» **Data section**:
begin
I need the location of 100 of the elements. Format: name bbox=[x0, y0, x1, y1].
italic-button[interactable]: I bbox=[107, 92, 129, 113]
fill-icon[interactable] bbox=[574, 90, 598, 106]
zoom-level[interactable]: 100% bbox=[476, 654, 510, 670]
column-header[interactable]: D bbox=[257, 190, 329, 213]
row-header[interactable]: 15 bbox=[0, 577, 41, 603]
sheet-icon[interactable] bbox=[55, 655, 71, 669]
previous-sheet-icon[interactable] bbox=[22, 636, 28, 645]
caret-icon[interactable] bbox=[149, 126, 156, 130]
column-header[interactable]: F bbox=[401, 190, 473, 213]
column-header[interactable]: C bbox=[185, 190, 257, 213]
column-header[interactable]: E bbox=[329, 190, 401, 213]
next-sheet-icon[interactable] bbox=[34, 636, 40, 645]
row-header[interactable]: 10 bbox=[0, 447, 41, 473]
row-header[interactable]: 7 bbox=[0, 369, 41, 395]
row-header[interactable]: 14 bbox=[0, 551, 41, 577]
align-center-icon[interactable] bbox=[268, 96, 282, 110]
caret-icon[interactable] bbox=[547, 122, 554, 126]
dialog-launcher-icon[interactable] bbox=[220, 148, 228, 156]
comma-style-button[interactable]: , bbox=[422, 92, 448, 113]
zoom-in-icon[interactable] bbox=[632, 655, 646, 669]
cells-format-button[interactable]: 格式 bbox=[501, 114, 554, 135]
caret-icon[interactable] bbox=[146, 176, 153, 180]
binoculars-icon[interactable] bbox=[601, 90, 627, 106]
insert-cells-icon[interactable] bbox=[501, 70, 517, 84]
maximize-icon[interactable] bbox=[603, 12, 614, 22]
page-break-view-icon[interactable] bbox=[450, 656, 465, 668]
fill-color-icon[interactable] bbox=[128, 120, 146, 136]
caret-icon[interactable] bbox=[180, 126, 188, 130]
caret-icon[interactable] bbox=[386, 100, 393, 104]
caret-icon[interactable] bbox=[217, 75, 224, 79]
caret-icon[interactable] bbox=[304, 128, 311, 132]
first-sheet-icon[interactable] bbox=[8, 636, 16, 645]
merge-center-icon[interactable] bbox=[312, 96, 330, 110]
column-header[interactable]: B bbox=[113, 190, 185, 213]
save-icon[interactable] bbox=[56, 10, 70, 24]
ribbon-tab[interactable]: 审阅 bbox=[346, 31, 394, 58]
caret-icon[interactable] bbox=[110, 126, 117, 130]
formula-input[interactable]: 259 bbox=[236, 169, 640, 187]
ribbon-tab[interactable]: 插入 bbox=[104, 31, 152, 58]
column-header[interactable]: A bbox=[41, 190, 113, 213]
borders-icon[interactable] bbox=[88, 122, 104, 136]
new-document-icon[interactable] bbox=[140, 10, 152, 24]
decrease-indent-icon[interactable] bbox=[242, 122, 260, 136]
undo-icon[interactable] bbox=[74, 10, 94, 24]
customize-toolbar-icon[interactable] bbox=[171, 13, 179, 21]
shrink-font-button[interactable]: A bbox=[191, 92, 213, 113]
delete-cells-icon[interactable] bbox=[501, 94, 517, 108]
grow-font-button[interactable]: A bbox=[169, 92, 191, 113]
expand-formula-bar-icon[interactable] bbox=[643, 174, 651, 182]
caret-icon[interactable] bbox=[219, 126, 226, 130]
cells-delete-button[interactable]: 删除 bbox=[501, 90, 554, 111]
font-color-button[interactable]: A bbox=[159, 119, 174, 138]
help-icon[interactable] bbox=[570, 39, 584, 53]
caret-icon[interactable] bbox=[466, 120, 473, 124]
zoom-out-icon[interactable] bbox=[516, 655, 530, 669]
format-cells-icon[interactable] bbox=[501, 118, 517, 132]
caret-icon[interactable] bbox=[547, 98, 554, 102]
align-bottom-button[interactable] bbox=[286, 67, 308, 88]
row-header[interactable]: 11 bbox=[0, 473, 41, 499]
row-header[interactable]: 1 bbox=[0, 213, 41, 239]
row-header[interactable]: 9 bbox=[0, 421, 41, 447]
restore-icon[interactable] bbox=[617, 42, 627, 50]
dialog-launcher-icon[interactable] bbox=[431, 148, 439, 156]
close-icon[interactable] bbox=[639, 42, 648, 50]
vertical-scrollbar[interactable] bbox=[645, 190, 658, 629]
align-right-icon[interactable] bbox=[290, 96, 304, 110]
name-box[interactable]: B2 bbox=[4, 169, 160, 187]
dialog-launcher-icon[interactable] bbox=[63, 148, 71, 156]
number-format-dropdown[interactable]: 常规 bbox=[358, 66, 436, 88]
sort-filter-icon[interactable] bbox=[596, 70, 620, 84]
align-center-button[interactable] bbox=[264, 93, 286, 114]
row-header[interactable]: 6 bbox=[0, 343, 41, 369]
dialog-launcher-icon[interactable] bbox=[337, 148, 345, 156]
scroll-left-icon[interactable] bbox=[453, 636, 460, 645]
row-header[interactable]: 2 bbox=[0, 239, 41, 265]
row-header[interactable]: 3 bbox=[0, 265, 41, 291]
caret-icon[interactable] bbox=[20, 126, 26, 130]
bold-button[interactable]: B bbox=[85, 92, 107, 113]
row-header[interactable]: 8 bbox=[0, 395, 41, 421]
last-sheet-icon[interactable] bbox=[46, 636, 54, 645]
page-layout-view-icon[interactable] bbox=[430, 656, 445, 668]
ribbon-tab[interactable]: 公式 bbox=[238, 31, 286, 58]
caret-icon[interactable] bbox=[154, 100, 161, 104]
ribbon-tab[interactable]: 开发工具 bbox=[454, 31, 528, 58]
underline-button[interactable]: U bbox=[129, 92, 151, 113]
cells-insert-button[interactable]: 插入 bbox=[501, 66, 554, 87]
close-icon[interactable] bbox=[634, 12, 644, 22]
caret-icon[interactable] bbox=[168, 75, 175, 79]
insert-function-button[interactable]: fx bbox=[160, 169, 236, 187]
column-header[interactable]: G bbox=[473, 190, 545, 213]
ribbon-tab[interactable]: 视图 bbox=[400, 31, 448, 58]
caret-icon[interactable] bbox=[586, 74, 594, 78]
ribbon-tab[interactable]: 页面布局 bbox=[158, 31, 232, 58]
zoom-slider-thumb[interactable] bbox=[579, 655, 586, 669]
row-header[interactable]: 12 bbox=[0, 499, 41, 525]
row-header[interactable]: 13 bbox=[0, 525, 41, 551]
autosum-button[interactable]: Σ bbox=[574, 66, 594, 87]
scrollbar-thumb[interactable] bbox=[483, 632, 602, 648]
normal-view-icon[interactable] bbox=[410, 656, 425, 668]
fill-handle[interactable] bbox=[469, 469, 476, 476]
end
» **What needs to be done**:
Copy the material above character for character, keeping every line in its original order.

» **Correct result**:
I need the location of 100 of the elements. Format: name bbox=[x0, y0, x1, y1].
italic-button[interactable]: I bbox=[107, 92, 129, 113]
fill-icon[interactable] bbox=[574, 90, 598, 106]
zoom-level[interactable]: 100% bbox=[476, 654, 510, 670]
column-header[interactable]: D bbox=[257, 190, 329, 213]
row-header[interactable]: 15 bbox=[0, 577, 41, 603]
sheet-icon[interactable] bbox=[55, 655, 71, 669]
previous-sheet-icon[interactable] bbox=[22, 636, 28, 645]
caret-icon[interactable] bbox=[149, 126, 156, 130]
column-header[interactable]: F bbox=[401, 190, 473, 213]
column-header[interactable]: C bbox=[185, 190, 257, 213]
column-header[interactable]: E bbox=[329, 190, 401, 213]
next-sheet-icon[interactable] bbox=[34, 636, 40, 645]
row-header[interactable]: 10 bbox=[0, 447, 41, 473]
row-header[interactable]: 7 bbox=[0, 369, 41, 395]
row-header[interactable]: 14 bbox=[0, 551, 41, 577]
align-center-icon[interactable] bbox=[268, 96, 282, 110]
caret-icon[interactable] bbox=[547, 122, 554, 126]
dialog-launcher-icon[interactable] bbox=[220, 148, 228, 156]
comma-style-button[interactable]: , bbox=[422, 92, 448, 113]
zoom-in-icon[interactable] bbox=[632, 655, 646, 669]
cells-format-button[interactable]: 格式 bbox=[501, 114, 554, 135]
caret-icon[interactable] bbox=[146, 176, 153, 180]
binoculars-icon[interactable] bbox=[601, 90, 627, 106]
insert-cells-icon[interactable] bbox=[501, 70, 517, 84]
maximize-icon[interactable] bbox=[603, 12, 614, 22]
page-break-view-icon[interactable] bbox=[450, 656, 465, 668]
fill-color-icon[interactable] bbox=[128, 120, 146, 136]
caret-icon[interactable] bbox=[180, 126, 188, 130]
caret-icon[interactable] bbox=[386, 100, 393, 104]
caret-icon[interactable] bbox=[217, 75, 224, 79]
caret-icon[interactable] bbox=[304, 128, 311, 132]
first-sheet-icon[interactable] bbox=[8, 636, 16, 645]
merge-center-icon[interactable] bbox=[312, 96, 330, 110]
column-header[interactable]: B bbox=[113, 190, 185, 213]
save-icon[interactable] bbox=[56, 10, 70, 24]
ribbon-tab[interactable]: 审阅 bbox=[346, 31, 394, 58]
caret-icon[interactable] bbox=[110, 126, 117, 130]
formula-input[interactable]: 259 bbox=[236, 169, 640, 187]
ribbon-tab[interactable]: 插入 bbox=[104, 31, 152, 58]
column-header[interactable]: A bbox=[41, 190, 113, 213]
borders-icon[interactable] bbox=[88, 122, 104, 136]
new-document-icon[interactable] bbox=[140, 10, 152, 24]
decrease-indent-icon[interactable] bbox=[242, 122, 260, 136]
undo-icon[interactable] bbox=[74, 10, 94, 24]
customize-toolbar-icon[interactable] bbox=[171, 13, 179, 21]
shrink-font-button[interactable]: A bbox=[191, 92, 213, 113]
delete-cells-icon[interactable] bbox=[501, 94, 517, 108]
grow-font-button[interactable]: A bbox=[169, 92, 191, 113]
expand-formula-bar-icon[interactable] bbox=[643, 174, 651, 182]
caret-icon[interactable] bbox=[219, 126, 226, 130]
cells-delete-button[interactable]: 删除 bbox=[501, 90, 554, 111]
font-color-button[interactable]: A bbox=[159, 119, 174, 138]
help-icon[interactable] bbox=[570, 39, 584, 53]
caret-icon[interactable] bbox=[466, 120, 473, 124]
zoom-out-icon[interactable] bbox=[516, 655, 530, 669]
format-cells-icon[interactable] bbox=[501, 118, 517, 132]
caret-icon[interactable] bbox=[547, 98, 554, 102]
align-bottom-button[interactable] bbox=[286, 67, 308, 88]
row-header[interactable]: 11 bbox=[0, 473, 41, 499]
row-header[interactable]: 1 bbox=[0, 213, 41, 239]
row-header[interactable]: 9 bbox=[0, 421, 41, 447]
restore-icon[interactable] bbox=[617, 42, 627, 50]
dialog-launcher-icon[interactable] bbox=[431, 148, 439, 156]
close-icon[interactable] bbox=[639, 42, 648, 50]
vertical-scrollbar[interactable] bbox=[645, 190, 658, 629]
align-right-icon[interactable] bbox=[290, 96, 304, 110]
name-box[interactable]: B2 bbox=[4, 169, 160, 187]
dialog-launcher-icon[interactable] bbox=[63, 148, 71, 156]
number-format-dropdown[interactable]: 常规 bbox=[358, 66, 436, 88]
sort-filter-icon[interactable] bbox=[596, 70, 620, 84]
align-center-button[interactable] bbox=[264, 93, 286, 114]
row-header[interactable]: 6 bbox=[0, 343, 41, 369]
dialog-launcher-icon[interactable] bbox=[337, 148, 345, 156]
scroll-left-icon[interactable] bbox=[453, 636, 460, 645]
row-header[interactable]: 2 bbox=[0, 239, 41, 265]
row-header[interactable]: 3 bbox=[0, 265, 41, 291]
caret-icon[interactable] bbox=[20, 126, 26, 130]
bold-button[interactable]: B bbox=[85, 92, 107, 113]
row-header[interactable]: 8 bbox=[0, 395, 41, 421]
last-sheet-icon[interactable] bbox=[46, 636, 54, 645]
page-layout-view-icon[interactable] bbox=[430, 656, 445, 668]
ribbon-tab[interactable]: 公式 bbox=[238, 31, 286, 58]
caret-icon[interactable] bbox=[154, 100, 161, 104]
ribbon-tab[interactable]: 开发工具 bbox=[454, 31, 528, 58]
underline-button[interactable]: U bbox=[129, 92, 151, 113]
cells-insert-button[interactable]: 插入 bbox=[501, 66, 554, 87]
close-icon[interactable] bbox=[634, 12, 644, 22]
caret-icon[interactable] bbox=[168, 75, 175, 79]
insert-function-button[interactable]: fx bbox=[160, 169, 236, 187]
column-header[interactable]: G bbox=[473, 190, 545, 213]
ribbon-tab[interactable]: 视图 bbox=[400, 31, 448, 58]
caret-icon[interactable] bbox=[586, 74, 594, 78]
ribbon-tab[interactable]: 页面布局 bbox=[158, 31, 232, 58]
zoom-slider-thumb[interactable] bbox=[579, 655, 586, 669]
row-header[interactable]: 12 bbox=[0, 499, 41, 525]
row-header[interactable]: 13 bbox=[0, 525, 41, 551]
autosum-button[interactable]: Σ bbox=[574, 66, 594, 87]
scrollbar-thumb[interactable] bbox=[483, 632, 602, 648]
normal-view-icon[interactable] bbox=[410, 656, 425, 668]
fill-handle[interactable] bbox=[469, 469, 476, 476]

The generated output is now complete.